** begin SUPPLIED INFORMATION **
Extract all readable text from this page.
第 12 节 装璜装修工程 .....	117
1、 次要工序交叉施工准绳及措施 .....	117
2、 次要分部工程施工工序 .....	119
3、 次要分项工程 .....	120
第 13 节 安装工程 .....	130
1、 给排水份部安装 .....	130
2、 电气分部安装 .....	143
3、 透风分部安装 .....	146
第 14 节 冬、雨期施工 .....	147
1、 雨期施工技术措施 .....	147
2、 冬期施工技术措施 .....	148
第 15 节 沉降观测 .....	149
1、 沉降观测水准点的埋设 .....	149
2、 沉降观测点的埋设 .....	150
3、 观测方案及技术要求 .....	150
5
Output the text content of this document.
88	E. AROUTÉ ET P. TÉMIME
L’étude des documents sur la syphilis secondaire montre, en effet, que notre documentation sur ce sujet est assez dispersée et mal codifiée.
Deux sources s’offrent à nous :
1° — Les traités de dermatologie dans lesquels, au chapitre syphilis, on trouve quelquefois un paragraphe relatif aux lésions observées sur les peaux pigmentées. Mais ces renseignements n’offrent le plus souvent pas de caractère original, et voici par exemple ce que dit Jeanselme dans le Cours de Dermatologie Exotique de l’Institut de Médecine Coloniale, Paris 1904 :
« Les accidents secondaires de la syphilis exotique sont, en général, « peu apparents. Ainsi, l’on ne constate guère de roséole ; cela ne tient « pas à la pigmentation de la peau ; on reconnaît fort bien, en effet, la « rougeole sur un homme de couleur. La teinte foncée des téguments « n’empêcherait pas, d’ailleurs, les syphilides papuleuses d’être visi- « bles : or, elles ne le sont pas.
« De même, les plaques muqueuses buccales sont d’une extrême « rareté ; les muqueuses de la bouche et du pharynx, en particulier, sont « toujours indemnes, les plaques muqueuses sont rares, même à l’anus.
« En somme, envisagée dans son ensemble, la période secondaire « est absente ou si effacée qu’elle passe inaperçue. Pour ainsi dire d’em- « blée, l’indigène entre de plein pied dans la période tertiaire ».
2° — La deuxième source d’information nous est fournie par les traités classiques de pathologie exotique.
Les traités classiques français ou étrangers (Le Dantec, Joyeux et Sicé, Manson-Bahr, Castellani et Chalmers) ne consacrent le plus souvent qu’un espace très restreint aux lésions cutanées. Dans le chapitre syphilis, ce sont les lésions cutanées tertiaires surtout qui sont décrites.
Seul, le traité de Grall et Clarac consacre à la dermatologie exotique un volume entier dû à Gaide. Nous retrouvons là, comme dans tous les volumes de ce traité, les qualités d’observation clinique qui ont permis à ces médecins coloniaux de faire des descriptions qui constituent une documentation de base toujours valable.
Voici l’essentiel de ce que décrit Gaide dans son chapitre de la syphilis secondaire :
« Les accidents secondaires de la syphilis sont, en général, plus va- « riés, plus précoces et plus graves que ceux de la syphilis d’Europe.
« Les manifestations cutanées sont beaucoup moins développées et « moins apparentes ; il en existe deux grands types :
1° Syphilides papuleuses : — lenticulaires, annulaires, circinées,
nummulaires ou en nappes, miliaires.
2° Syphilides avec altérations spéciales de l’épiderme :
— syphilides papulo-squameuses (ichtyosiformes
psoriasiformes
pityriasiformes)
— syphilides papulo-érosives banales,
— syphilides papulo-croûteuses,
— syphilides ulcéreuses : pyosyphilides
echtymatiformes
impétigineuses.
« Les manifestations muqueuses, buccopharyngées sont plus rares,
** end SUPPLIED INFORMATION **
REQUIREMENTS –
Identify the lines of the entries containing the string "this". Copy each such line.

COMPLETE RESPONSE –
Extract all readable text from this page.
Output the text content of this document.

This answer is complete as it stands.